• [Problem description]: Please state how many lines in the records contain the string "动作要领", with no words besides the number.

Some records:
··········
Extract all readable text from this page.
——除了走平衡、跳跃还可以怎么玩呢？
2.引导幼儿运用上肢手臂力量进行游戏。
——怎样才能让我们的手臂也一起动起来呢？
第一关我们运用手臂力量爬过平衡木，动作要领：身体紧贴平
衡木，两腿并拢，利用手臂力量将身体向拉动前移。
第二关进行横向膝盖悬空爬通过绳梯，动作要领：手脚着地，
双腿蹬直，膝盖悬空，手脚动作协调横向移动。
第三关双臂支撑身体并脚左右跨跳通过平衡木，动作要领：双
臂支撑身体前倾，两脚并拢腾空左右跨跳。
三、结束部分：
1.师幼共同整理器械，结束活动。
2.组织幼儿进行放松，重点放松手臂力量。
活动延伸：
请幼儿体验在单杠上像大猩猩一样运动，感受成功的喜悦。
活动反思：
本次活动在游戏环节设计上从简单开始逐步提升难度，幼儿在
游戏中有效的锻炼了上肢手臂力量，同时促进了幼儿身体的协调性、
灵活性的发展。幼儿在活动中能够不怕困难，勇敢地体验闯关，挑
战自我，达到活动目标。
··········
• [Response below]: 3